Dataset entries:
------------------------

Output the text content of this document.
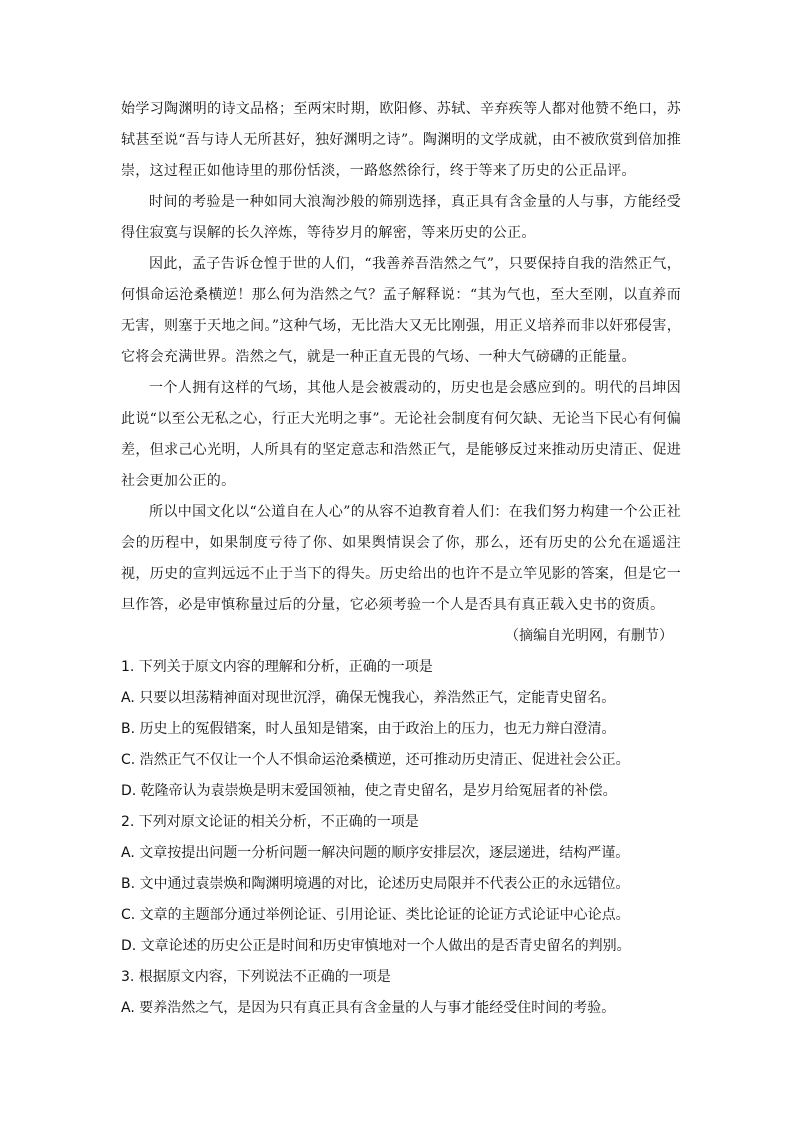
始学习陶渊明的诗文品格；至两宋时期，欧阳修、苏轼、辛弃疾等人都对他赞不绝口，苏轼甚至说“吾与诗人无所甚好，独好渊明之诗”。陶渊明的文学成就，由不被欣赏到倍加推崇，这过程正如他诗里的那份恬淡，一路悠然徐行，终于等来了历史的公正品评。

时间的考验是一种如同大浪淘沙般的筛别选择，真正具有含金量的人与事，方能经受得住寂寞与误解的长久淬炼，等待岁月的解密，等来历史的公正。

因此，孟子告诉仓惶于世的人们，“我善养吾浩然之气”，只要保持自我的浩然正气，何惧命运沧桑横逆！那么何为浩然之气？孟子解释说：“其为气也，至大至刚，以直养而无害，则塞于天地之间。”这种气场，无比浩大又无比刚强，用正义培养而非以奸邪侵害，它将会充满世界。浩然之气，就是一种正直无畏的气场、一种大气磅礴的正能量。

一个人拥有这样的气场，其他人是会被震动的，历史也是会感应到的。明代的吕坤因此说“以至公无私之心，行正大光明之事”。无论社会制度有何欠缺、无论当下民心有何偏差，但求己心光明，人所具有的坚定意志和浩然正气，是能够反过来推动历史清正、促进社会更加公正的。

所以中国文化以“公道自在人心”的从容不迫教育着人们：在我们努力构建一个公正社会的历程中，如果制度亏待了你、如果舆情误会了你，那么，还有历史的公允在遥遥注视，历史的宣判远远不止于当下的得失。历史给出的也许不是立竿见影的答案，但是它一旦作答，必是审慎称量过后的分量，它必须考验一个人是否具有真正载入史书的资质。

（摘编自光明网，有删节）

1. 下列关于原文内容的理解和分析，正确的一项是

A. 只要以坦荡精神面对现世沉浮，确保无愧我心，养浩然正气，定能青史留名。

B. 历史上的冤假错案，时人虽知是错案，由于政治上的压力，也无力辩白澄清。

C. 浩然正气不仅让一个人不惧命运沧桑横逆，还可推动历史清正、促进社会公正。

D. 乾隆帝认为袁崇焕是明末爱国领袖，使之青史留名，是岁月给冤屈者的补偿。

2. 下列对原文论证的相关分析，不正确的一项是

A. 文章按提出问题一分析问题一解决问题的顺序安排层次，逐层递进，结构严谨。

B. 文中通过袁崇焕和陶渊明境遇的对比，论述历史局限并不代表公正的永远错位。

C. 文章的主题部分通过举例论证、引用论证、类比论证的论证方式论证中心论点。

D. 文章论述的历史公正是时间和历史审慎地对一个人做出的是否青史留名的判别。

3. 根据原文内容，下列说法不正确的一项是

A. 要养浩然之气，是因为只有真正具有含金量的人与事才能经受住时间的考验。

------------------------

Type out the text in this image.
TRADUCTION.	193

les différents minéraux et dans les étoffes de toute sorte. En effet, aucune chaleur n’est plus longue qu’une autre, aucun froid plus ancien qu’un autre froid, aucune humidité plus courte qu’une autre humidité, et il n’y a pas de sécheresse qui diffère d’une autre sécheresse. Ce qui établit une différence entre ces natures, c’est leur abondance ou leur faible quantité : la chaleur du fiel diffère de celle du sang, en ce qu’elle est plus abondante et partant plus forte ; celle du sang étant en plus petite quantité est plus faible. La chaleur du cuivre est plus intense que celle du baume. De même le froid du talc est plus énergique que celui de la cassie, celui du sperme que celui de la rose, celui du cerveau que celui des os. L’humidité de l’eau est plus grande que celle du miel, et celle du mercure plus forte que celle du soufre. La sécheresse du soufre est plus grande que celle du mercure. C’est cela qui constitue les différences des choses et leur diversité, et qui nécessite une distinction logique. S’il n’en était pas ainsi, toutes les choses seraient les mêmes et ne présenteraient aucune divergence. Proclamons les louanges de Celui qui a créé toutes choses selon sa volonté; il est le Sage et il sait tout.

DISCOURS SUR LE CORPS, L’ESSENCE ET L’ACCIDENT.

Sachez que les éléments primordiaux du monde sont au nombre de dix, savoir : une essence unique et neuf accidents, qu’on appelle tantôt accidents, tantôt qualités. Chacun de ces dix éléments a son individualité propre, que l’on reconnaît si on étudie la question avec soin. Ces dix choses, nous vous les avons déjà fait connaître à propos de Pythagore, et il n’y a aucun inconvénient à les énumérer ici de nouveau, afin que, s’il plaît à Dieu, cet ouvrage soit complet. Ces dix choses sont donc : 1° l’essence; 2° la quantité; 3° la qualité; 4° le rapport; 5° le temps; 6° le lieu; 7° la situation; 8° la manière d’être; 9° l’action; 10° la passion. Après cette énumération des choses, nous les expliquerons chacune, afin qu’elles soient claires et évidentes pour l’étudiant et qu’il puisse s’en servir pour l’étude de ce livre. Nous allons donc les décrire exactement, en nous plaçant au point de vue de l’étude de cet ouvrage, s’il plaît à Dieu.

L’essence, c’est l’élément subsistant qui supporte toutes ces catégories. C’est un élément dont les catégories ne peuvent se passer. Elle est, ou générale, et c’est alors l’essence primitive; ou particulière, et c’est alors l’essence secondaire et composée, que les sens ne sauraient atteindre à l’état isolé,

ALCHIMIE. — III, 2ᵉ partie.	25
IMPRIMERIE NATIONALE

------------------------

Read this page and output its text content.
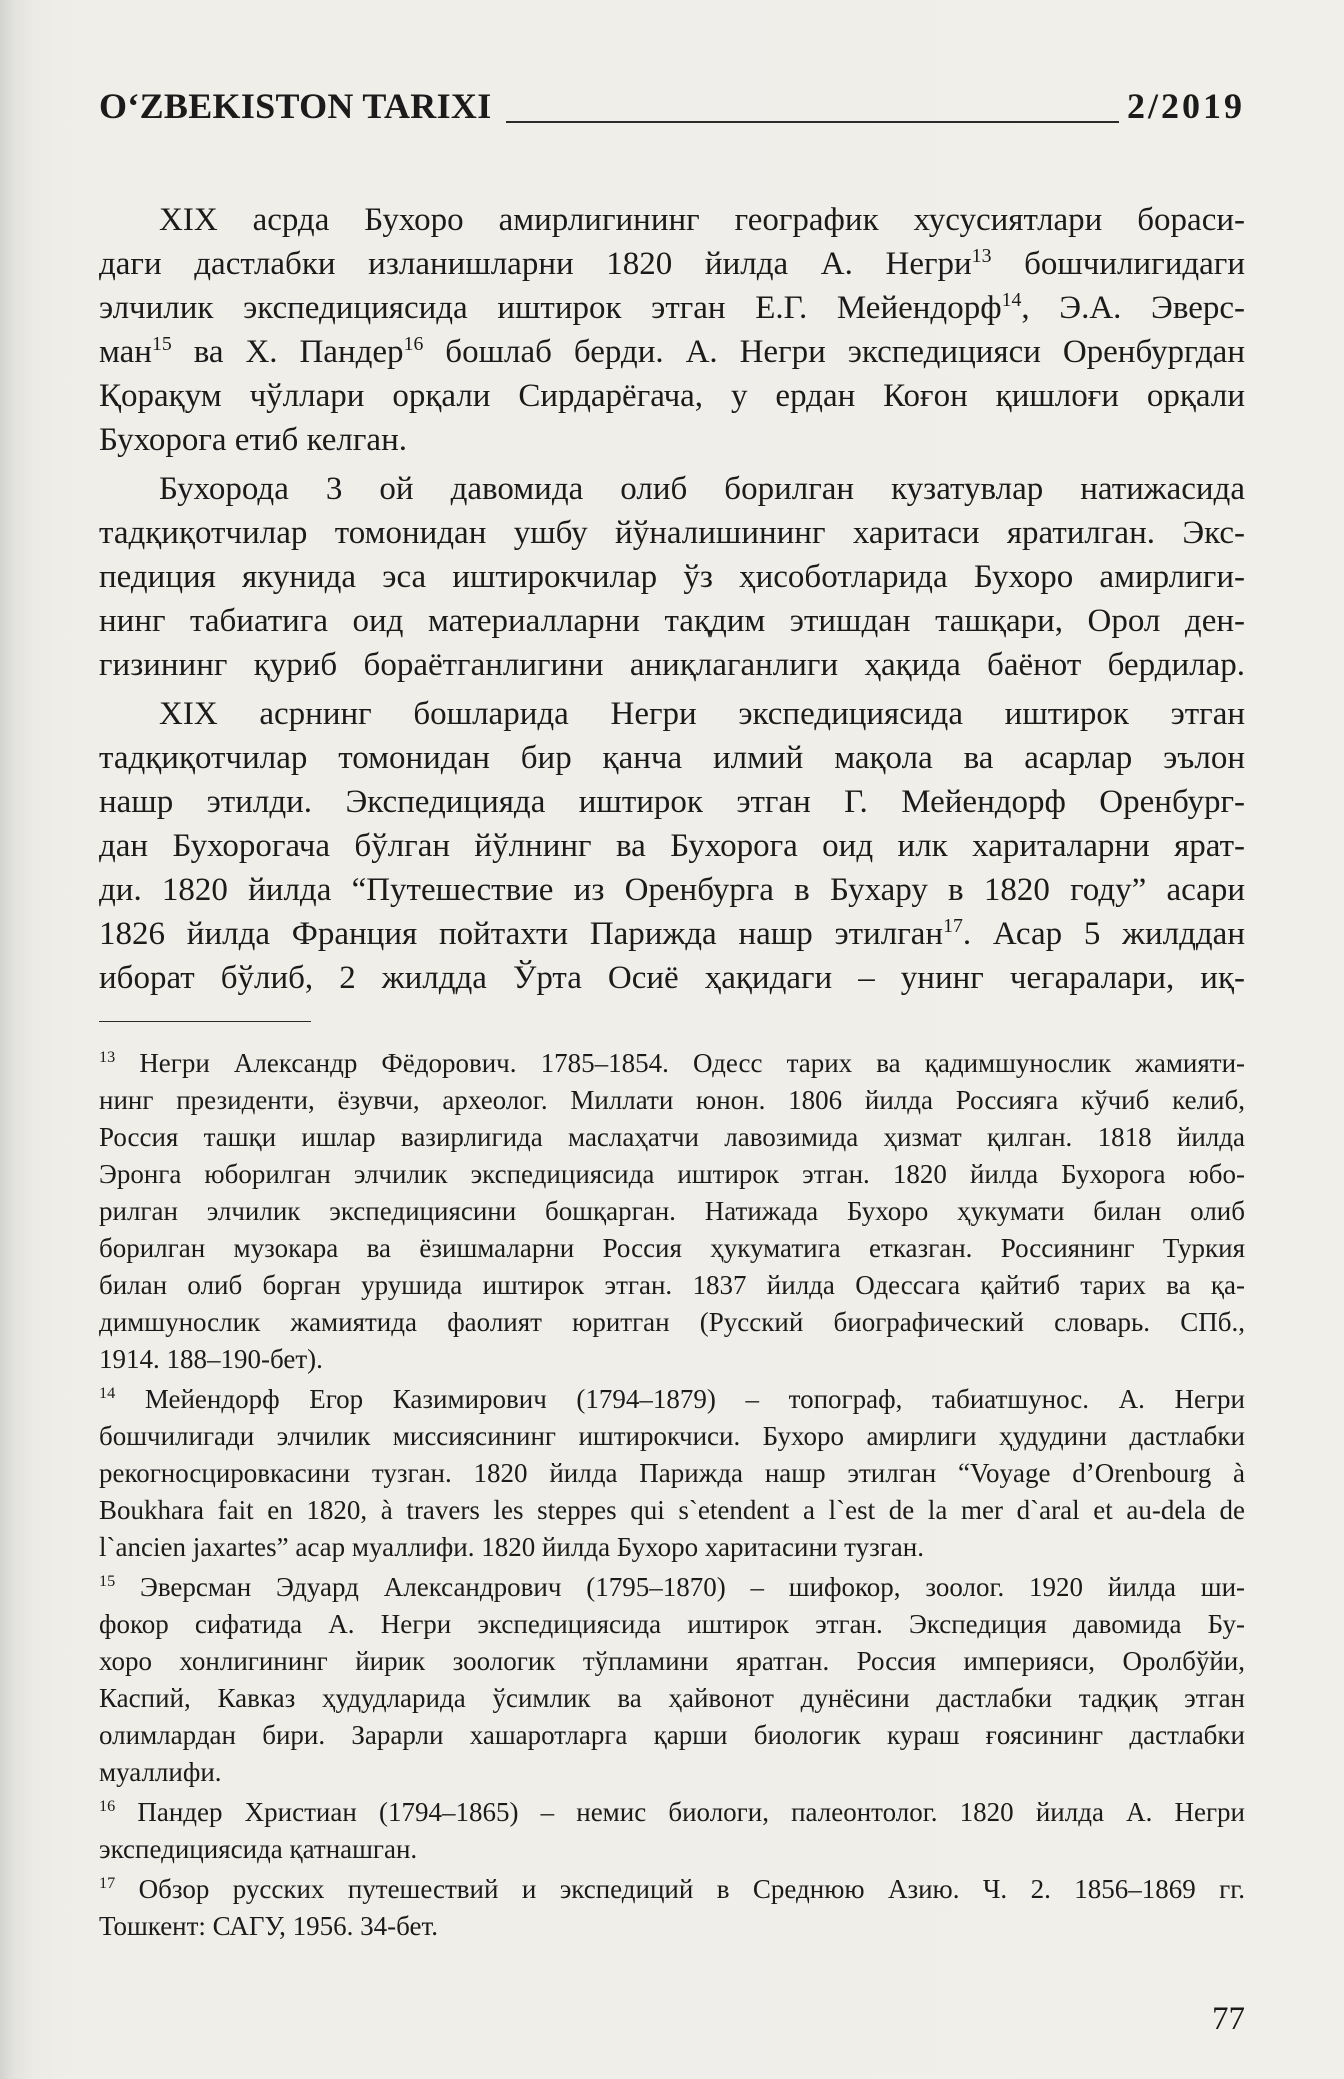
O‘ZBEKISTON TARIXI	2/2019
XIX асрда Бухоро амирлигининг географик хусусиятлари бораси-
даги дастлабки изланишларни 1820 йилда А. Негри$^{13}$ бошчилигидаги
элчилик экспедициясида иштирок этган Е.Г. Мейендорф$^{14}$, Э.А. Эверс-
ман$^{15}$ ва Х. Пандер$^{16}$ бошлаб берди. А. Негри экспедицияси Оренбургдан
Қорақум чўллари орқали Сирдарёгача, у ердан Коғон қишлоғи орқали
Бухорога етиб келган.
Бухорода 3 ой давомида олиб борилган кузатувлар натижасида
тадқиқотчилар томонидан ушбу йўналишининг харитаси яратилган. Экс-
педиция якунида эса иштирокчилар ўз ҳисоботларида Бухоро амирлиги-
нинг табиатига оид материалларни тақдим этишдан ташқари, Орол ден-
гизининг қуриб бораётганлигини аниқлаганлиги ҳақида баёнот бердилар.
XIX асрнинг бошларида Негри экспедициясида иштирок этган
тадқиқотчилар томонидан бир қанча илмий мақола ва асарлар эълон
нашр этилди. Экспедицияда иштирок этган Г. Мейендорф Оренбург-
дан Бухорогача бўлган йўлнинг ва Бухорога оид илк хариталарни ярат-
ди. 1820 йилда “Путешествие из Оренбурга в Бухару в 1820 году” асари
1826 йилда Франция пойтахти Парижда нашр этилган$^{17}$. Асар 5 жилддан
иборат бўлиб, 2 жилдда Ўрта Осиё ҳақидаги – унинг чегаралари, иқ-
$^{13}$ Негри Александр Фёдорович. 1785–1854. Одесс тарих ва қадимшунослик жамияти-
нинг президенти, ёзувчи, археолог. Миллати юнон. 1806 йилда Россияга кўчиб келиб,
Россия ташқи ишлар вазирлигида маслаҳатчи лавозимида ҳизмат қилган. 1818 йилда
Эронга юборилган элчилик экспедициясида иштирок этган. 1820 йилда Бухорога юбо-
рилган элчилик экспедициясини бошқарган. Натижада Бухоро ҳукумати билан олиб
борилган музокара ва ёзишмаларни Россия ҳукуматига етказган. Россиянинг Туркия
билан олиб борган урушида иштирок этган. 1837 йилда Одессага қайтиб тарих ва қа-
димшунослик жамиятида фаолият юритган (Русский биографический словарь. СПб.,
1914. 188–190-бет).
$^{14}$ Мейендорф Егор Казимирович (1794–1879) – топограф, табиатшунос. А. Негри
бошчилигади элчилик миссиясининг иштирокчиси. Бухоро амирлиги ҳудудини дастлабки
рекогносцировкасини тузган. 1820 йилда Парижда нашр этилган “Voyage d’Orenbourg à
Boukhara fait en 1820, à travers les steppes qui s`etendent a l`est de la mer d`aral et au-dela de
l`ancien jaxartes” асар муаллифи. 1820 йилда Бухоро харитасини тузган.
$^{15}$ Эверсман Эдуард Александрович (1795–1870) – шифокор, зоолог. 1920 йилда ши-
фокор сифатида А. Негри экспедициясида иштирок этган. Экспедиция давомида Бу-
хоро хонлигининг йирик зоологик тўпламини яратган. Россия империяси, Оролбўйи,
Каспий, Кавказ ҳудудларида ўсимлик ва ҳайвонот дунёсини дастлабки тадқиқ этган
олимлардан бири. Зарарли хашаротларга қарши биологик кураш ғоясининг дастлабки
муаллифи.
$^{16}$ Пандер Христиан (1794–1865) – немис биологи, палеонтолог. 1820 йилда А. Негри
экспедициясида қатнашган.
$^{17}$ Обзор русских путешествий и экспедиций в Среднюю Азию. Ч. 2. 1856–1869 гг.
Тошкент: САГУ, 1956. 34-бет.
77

------------------------

Check each line of the data above for the string "тарих", then report how many lines have it, with no other words.

2